▸ **Task inputs**
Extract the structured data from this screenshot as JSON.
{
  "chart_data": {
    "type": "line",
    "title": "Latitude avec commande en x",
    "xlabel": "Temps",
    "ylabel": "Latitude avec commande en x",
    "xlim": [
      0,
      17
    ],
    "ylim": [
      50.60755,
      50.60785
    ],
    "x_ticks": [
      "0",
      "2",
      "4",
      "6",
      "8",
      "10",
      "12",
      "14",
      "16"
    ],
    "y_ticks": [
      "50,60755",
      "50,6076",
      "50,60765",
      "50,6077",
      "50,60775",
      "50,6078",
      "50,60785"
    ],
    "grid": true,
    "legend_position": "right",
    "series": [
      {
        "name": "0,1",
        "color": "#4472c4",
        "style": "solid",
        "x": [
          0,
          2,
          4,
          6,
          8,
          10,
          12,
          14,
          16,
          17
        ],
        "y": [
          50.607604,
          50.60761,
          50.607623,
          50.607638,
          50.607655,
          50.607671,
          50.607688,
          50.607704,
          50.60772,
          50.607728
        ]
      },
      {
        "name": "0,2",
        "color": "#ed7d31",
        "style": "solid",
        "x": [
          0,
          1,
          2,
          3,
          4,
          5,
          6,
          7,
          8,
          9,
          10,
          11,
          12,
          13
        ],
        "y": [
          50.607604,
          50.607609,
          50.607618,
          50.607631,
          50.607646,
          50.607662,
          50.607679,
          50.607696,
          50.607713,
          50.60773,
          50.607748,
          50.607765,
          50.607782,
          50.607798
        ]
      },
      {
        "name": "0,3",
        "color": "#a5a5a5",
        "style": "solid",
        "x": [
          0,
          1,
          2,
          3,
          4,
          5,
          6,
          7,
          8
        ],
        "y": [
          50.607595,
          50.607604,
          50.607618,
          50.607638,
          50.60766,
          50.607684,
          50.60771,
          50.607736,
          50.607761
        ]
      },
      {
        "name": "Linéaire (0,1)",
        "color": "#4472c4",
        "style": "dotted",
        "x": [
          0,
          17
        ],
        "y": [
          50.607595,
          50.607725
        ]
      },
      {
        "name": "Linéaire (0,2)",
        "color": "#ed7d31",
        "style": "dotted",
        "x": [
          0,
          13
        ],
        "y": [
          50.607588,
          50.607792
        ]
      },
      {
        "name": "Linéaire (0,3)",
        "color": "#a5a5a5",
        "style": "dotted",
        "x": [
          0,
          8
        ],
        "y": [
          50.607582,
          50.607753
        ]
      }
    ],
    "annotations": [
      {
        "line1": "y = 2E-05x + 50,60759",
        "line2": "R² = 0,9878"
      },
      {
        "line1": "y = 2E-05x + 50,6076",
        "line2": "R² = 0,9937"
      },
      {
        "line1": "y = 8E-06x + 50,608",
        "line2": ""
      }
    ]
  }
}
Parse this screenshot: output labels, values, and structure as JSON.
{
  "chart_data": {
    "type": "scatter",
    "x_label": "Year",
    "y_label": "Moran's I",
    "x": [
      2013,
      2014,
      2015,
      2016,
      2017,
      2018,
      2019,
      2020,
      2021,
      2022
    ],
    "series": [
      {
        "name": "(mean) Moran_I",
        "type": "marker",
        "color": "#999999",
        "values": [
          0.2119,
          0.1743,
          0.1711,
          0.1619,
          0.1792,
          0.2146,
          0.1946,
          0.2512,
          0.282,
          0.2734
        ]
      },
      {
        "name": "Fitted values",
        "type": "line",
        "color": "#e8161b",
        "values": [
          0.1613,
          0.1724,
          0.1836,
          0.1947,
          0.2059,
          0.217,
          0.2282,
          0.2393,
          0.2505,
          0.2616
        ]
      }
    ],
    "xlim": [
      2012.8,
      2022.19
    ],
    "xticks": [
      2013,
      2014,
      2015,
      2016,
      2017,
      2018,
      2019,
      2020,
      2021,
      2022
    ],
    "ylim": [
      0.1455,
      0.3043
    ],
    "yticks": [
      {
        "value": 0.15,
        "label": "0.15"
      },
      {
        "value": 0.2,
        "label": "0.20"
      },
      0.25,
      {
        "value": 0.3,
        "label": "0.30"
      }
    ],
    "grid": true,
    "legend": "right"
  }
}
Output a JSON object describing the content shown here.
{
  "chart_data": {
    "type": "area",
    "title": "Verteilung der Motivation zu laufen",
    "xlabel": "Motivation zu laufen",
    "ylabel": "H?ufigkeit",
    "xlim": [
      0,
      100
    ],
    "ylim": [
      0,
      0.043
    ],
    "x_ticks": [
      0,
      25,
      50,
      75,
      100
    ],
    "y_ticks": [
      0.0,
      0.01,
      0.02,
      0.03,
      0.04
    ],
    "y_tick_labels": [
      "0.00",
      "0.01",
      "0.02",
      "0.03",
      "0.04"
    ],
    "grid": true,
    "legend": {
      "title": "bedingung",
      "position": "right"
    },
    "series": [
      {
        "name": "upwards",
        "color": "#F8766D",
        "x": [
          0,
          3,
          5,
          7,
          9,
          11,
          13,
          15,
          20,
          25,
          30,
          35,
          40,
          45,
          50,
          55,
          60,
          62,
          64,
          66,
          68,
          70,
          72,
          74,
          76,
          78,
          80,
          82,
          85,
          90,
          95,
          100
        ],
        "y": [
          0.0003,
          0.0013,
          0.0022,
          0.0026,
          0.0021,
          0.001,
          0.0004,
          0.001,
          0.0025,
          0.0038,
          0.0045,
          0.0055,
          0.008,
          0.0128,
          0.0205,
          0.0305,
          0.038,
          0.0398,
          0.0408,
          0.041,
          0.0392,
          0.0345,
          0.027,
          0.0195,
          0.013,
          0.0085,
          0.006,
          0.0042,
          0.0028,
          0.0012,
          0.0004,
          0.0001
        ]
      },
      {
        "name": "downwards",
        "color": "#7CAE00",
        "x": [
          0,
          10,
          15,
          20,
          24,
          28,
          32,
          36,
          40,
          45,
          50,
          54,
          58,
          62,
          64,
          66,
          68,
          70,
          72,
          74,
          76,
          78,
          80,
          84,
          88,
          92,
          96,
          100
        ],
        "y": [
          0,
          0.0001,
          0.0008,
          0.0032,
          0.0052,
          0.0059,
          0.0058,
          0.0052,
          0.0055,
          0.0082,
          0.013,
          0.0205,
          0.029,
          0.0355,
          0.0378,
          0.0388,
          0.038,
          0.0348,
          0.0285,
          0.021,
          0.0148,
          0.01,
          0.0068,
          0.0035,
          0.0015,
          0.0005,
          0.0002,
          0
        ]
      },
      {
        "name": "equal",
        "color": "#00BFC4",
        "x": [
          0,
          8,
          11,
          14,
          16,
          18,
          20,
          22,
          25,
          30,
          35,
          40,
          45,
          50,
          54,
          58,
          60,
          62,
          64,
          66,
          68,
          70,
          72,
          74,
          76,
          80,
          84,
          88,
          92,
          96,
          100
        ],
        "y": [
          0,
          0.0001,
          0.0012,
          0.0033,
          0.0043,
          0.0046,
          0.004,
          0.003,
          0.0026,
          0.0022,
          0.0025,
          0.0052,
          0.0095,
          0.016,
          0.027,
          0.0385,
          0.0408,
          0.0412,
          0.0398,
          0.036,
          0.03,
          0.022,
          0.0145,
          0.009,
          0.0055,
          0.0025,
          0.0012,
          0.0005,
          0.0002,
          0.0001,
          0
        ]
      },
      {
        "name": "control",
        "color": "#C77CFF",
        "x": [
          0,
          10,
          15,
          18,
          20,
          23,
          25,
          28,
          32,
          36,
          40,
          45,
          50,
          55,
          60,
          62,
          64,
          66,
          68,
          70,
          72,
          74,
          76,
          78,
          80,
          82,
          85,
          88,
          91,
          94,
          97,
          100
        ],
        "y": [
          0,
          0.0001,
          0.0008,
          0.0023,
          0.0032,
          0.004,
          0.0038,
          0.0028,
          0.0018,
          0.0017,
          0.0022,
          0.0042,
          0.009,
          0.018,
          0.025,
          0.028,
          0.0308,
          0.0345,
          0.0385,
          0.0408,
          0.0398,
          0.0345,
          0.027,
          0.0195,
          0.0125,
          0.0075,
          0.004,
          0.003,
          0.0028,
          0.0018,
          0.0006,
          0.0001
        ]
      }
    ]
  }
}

▸ **What you need to do**
From the listing above, copy every line that includes the word "laufen".

▸ **Response below**
    "title": "Verteilung der Motivation zu laufen",
    "xlabel": "Motivation zu laufen",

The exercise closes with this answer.